Count the lines containing "Wahai". Give the number alone.

• **MATERIAL PROVIDED**

*-*-*

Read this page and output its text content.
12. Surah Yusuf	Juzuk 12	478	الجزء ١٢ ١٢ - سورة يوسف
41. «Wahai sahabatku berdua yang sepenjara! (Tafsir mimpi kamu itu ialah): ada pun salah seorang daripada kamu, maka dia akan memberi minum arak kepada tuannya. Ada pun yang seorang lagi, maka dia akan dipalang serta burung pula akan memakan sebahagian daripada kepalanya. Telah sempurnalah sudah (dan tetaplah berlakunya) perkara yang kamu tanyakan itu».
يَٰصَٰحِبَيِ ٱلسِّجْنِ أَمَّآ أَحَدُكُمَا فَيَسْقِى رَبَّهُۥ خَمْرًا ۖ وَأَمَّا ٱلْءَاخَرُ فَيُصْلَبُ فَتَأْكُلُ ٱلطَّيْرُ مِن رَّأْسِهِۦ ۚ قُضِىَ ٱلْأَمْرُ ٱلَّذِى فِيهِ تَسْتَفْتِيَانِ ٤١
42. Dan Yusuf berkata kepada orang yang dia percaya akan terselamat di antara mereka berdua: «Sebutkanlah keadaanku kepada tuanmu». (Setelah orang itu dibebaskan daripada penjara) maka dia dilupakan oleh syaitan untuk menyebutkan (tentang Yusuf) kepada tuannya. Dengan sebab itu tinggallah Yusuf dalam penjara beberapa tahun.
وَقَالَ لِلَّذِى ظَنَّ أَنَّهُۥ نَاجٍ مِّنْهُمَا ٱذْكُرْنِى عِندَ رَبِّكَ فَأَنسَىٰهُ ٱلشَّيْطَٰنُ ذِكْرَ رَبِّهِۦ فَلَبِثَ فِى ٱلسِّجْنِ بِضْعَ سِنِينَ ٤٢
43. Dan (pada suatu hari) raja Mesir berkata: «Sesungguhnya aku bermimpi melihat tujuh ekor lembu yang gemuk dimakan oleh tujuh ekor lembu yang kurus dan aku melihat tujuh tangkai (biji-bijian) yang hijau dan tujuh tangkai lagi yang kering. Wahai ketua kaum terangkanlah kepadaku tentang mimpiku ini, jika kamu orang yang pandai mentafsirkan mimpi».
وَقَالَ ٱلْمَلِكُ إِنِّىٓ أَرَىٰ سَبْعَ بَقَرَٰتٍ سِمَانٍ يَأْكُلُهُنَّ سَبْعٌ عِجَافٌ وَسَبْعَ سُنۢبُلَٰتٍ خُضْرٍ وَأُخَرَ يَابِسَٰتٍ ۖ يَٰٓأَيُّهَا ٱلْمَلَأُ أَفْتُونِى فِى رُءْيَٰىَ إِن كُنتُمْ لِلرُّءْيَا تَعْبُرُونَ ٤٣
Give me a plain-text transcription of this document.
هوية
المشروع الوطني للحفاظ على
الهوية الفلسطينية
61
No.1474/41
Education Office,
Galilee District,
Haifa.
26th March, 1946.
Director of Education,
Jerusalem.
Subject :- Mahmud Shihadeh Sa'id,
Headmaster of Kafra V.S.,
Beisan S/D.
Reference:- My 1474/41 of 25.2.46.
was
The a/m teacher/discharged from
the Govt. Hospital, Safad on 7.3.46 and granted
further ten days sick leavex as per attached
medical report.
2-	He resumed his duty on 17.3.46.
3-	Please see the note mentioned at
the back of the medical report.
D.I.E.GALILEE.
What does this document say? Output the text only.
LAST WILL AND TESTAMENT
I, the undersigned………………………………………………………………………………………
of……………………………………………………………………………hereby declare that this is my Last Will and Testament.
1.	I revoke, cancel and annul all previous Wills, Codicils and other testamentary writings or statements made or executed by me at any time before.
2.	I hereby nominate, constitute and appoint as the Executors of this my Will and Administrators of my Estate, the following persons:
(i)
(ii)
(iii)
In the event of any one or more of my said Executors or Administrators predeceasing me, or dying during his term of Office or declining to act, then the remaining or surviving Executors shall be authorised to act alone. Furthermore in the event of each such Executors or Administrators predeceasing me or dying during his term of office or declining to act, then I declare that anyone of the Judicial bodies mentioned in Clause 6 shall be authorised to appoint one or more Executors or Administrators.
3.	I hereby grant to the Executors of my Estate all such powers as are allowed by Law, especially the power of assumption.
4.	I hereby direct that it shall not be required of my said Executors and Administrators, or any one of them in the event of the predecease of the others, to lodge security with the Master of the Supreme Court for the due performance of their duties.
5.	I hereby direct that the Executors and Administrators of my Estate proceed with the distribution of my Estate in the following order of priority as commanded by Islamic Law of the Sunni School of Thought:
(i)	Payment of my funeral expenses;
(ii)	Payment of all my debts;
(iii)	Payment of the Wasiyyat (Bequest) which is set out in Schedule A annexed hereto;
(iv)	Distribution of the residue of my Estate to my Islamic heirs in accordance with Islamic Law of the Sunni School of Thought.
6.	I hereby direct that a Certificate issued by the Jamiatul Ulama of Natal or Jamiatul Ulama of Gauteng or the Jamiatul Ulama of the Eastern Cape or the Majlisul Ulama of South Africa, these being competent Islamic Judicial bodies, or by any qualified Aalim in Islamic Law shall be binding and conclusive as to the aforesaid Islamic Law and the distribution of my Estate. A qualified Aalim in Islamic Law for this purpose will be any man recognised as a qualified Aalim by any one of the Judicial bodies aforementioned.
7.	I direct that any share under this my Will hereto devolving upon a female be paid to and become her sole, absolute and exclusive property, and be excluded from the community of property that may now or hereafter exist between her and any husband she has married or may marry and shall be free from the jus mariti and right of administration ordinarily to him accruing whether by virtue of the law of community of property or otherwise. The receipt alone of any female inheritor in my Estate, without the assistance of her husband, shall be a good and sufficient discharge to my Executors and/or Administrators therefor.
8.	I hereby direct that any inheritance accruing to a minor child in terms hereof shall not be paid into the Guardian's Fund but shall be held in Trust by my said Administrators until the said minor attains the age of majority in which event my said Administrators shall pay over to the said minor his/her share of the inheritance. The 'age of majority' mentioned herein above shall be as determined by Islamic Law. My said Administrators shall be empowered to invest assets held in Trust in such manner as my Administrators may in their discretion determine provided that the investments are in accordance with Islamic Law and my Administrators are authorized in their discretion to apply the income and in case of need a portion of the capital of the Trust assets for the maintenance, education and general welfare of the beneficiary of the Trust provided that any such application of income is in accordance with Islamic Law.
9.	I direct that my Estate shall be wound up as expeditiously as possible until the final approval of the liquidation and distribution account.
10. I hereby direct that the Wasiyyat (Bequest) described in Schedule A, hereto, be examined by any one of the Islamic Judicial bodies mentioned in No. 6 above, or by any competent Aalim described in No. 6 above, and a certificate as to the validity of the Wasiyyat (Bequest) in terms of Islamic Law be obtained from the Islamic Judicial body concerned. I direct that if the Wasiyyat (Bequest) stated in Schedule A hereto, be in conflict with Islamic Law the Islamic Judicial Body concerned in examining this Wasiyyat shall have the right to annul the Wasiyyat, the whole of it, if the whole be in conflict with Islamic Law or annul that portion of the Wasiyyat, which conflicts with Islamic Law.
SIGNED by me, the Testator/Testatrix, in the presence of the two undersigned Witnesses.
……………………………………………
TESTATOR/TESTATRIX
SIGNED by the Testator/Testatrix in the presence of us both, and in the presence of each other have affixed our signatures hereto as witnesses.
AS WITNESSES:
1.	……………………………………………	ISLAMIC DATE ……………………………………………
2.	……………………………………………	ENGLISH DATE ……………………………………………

*-*-*

• **ANSWER TO THIS EXERCISE**
2